* _REQUIRED WORK_:
Can you output the material exactly as written, minus any pictures it holds?

* _RECORD SET_:

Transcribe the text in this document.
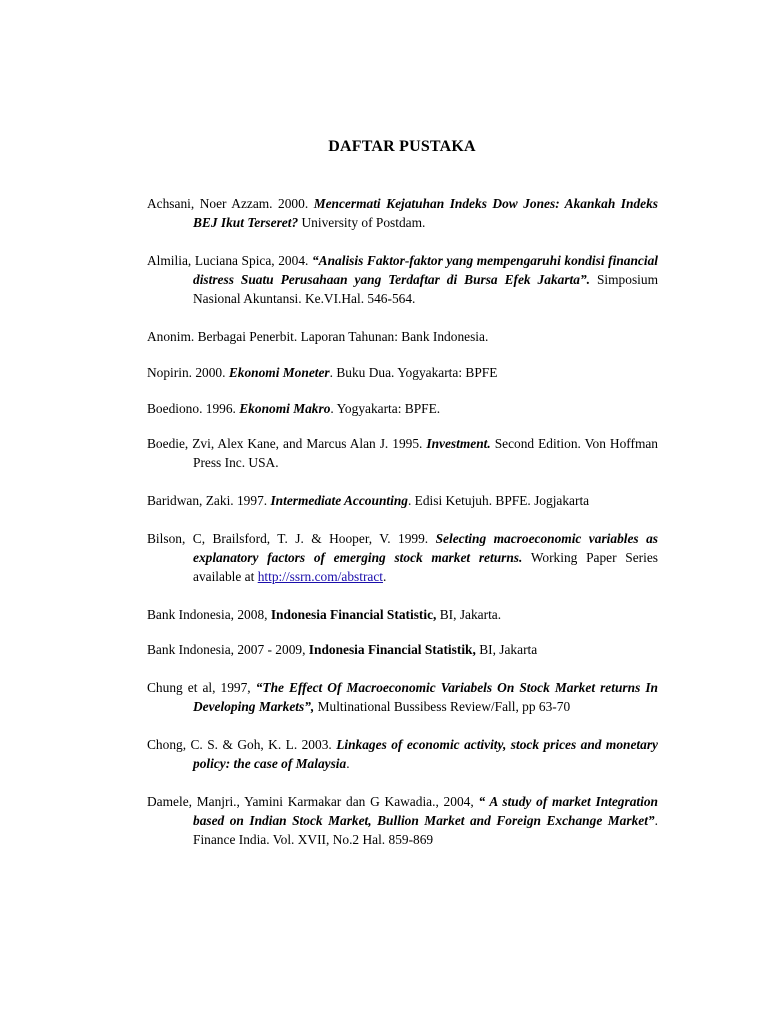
DAFTAR PUSTAKA

Achsani, Noer Azzam. 2000. Mencermati Kejatuhan Indeks Dow Jones: Akankah Indeks BEJ Ikut Terseret? University of Postdam.

Almilia, Luciana Spica, 2004. “Analisis Faktor-faktor yang mempengaruhi kondisi financial distress Suatu Perusahaan yang Terdaftar di Bursa Efek Jakarta”. Simposium Nasional Akuntansi. Ke.VI.Hal. 546-564.

Anonim. Berbagai Penerbit. Laporan Tahunan: Bank Indonesia.

Nopirin. 2000. Ekonomi Moneter. Buku Dua. Yogyakarta: BPFE

Boediono. 1996. Ekonomi Makro. Yogyakarta: BPFE.

Boedie, Zvi, Alex Kane, and Marcus Alan J. 1995. Investment. Second Edition. Von Hoffman Press Inc. USA.

Baridwan, Zaki. 1997. Intermediate Accounting. Edisi Ketujuh. BPFE. Jogjakarta

Bilson, C, Brailsford, T. J. & Hooper, V. 1999. Selecting macroeconomic variables as explanatory factors of emerging stock market returns. Working Paper Series available at http://ssrn.com/abstract.

Bank Indonesia, 2008, Indonesia Financial Statistic, BI, Jakarta.

Bank Indonesia, 2007 - 2009, Indonesia Financial Statistik, BI, Jakarta

Chung et al, 1997, “The Effect Of Macroeconomic Variabels On Stock Market returns In Developing Markets”, Multinational Bussibess Review/Fall, pp 63-70

Chong, C. S. & Goh, K. L. 2003. Linkages of economic activity, stock prices and monetary policy: the case of Malaysia.

Damele, Manjri., Yamini Karmakar dan G Kawadia., 2004, “ A study of market Integration based on Indian Stock Market, Bullion Market and Foreign Exchange Market”. Finance India. Vol. XVII, No.2 Hal. 859-869
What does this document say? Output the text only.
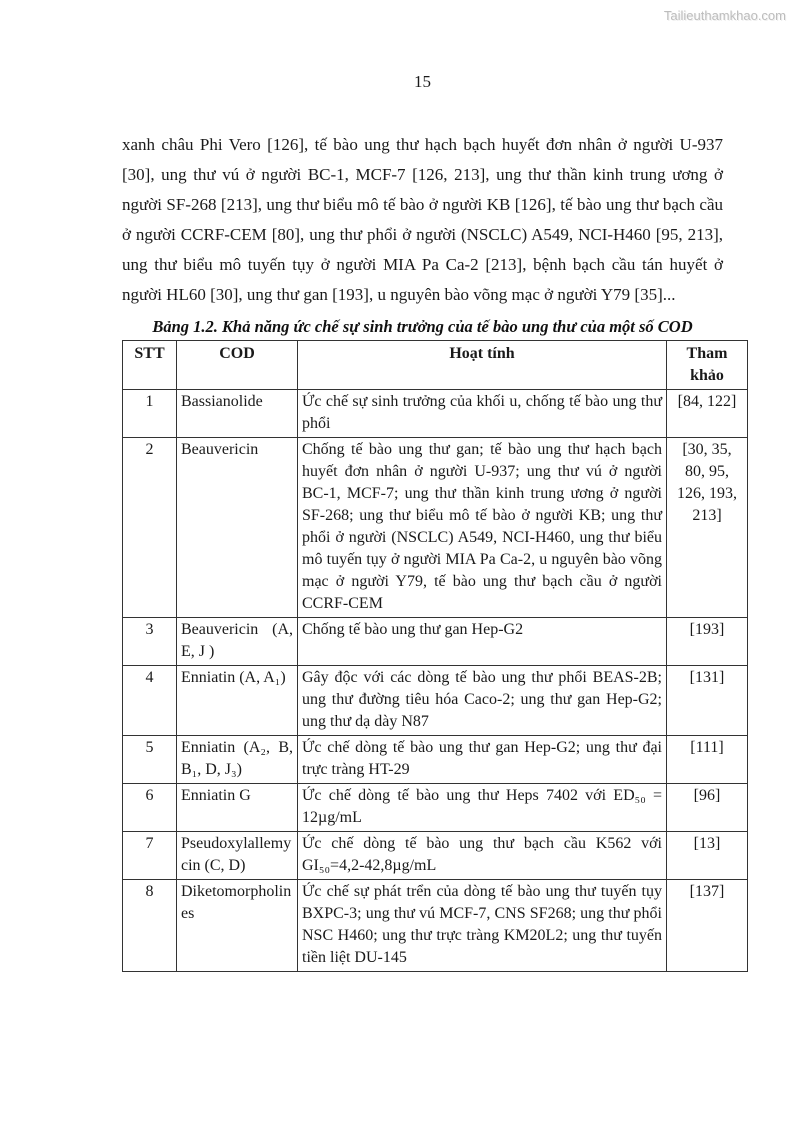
Tailieuthamkhao.com
15

xanh châu Phi Vero [126], tế bào ung thư hạch bạch huyết đơn nhân ở người U-937 [30], ung thư vú ở người BC-1, MCF-7 [126, 213], ung thư thần kinh trung ương ở người SF-268 [213], ung thư biểu mô tế bào ở người KB [126], tế bào ung thư bạch cầu ở người CCRF-CEM [80], ung thư phổi ở người (NSCLC) A549, NCI-H460 [95, 213], ung thư biểu mô tuyến tụy ở người MIA Pa Ca-2 [213], bệnh bạch cầu tán huyết ở người HL60 [30], ung thư gan [193], u nguyên bào võng mạc ở người Y79 [35]...

Bảng 1.2. Khả năng ức chế sự sinh trưởng của tế bào ung thư của một số COD

STT	COD	Hoạt tính	Tham khảo
1	Bassianolide	Ức chế sự sinh trưởng của khối u, chống tế bào ung thư phổi	[84, 122]
2	Beauvericin	Chống tế bào ung thư gan; tế bào ung thư hạch bạch huyết đơn nhân ở người U-937; ung thư vú ở người BC-1, MCF-7; ung thư thần kinh trung ương ở người SF-268; ung thư biểu mô tế bào ở người KB; ung thư phổi ở người (NSCLC) A549, NCI-H460, ung thư biểu mô tuyến tụy ở người MIA Pa Ca-2, u nguyên bào võng mạc ở người Y79, tế bào ung thư bạch cầu ở người CCRF-CEM	[30, 35, 80, 95, 126, 193, 213]
3	Beauvericin (A, E, J )	Chống tế bào ung thư gan Hep-G2	[193]
4	Enniatin (A, A₁)	Gây độc với các dòng tế bào ung thư phổi BEAS-2B; ung thư đường tiêu hóa Caco-2; ung thư gan Hep-G2; ung thư dạ dày N87	[131]
5	Enniatin (A₂, B, B₁, D, J₃)	Ức chế dòng tế bào ung thư gan Hep-G2; ung thư đại trực tràng HT-29	[111]
6	Enniatin G	Ức chế dòng tế bào ung thư Heps 7402 với ED₅₀ = 12µg/mL	[96]
7	Pseudoxylallemycin (C, D)	Ức chế dòng tế bào ung thư bạch cầu K562 với GI₅₀=4,2-42,8µg/mL	[13]
8	Diketomorpholines	Ức chế sự phát trển của dòng tế bào ung thư tuyến tụy BXPC-3; ung thư vú MCF-7, CNS SF268; ung thư phổi NSC H460; ung thư trực tràng KM20L2; ung thư tuyến tiền liệt DU-145	[137]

* _TASK RESPONSE_:
Transcribe the text in this document.
DAFTAR PUSTAKA

Achsani, Noer Azzam. 2000. Mencermati Kejatuhan Indeks Dow Jones: Akankah Indeks BEJ Ikut Terseret? University of Postdam.

Almilia, Luciana Spica, 2004. “Analisis Faktor-faktor yang mempengaruhi kondisi financial distress Suatu Perusahaan yang Terdaftar di Bursa Efek Jakarta”. Simposium Nasional Akuntansi. Ke.VI.Hal. 546-564.

Anonim. Berbagai Penerbit. Laporan Tahunan: Bank Indonesia.

Nopirin. 2000. Ekonomi Moneter. Buku Dua. Yogyakarta: BPFE

Boediono. 1996. Ekonomi Makro. Yogyakarta: BPFE.

Boedie, Zvi, Alex Kane, and Marcus Alan J. 1995. Investment. Second Edition. Von Hoffman Press Inc. USA.

Baridwan, Zaki. 1997. Intermediate Accounting. Edisi Ketujuh. BPFE. Jogjakarta

Bilson, C, Brailsford, T. J. & Hooper, V. 1999. Selecting macroeconomic variables as explanatory factors of emerging stock market returns. Working Paper Series available at http://ssrn.com/abstract.

Bank Indonesia, 2008, Indonesia Financial Statistic, BI, Jakarta.

Bank Indonesia, 2007 - 2009, Indonesia Financial Statistik, BI, Jakarta

Chung et al, 1997, “The Effect Of Macroeconomic Variabels On Stock Market returns In Developing Markets”, Multinational Bussibess Review/Fall, pp 63-70

Chong, C. S. & Goh, K. L. 2003. Linkages of economic activity, stock prices and monetary policy: the case of Malaysia.

Damele, Manjri., Yamini Karmakar dan G Kawadia., 2004, “ A study of market Integration based on Indian Stock Market, Bullion Market and Foreign Exchange Market”. Finance India. Vol. XVII, No.2 Hal. 859-869
What does this document say? Output the text only.
Tailieuthamkhao.com
15

xanh châu Phi Vero [126], tế bào ung thư hạch bạch huyết đơn nhân ở người U-937 [30], ung thư vú ở người BC-1, MCF-7 [126, 213], ung thư thần kinh trung ương ở người SF-268 [213], ung thư biểu mô tế bào ở người KB [126], tế bào ung thư bạch cầu ở người CCRF-CEM [80], ung thư phổi ở người (NSCLC) A549, NCI-H460 [95, 213], ung thư biểu mô tuyến tụy ở người MIA Pa Ca-2 [213], bệnh bạch cầu tán huyết ở người HL60 [30], ung thư gan [193], u nguyên bào võng mạc ở người Y79 [35]...

Bảng 1.2. Khả năng ức chế sự sinh trưởng của tế bào ung thư của một số COD

STT	COD	Hoạt tính	Tham khảo
1	Bassianolide	Ức chế sự sinh trưởng của khối u, chống tế bào ung thư phổi	[84, 122]
2	Beauvericin	Chống tế bào ung thư gan; tế bào ung thư hạch bạch huyết đơn nhân ở người U-937; ung thư vú ở người BC-1, MCF-7; ung thư thần kinh trung ương ở người SF-268; ung thư biểu mô tế bào ở người KB; ung thư phổi ở người (NSCLC) A549, NCI-H460, ung thư biểu mô tuyến tụy ở người MIA Pa Ca-2, u nguyên bào võng mạc ở người Y79, tế bào ung thư bạch cầu ở người CCRF-CEM	[30, 35, 80, 95, 126, 193, 213]
3	Beauvericin (A, E, J )	Chống tế bào ung thư gan Hep-G2	[193]
4	Enniatin (A, A₁)	Gây độc với các dòng tế bào ung thư phổi BEAS-2B; ung thư đường tiêu hóa Caco-2; ung thư gan Hep-G2; ung thư dạ dày N87	[131]
5	Enniatin (A₂, B, B₁, D, J₃)	Ức chế dòng tế bào ung thư gan Hep-G2; ung thư đại trực tràng HT-29	[111]
6	Enniatin G	Ức chế dòng tế bào ung thư Heps 7402 với ED₅₀ = 12µg/mL	[96]
7	Pseudoxylallemycin (C, D)	Ức chế dòng tế bào ung thư bạch cầu K562 với GI₅₀=4,2-42,8µg/mL	[13]
8	Diketomorpholines	Ức chế sự phát trển của dòng tế bào ung thư tuyến tụy BXPC-3; ung thư vú MCF-7, CNS SF268; ung thư phổi NSC H460; ung thư trực tràng KM20L2; ung thư tuyến tiền liệt DU-145	[137]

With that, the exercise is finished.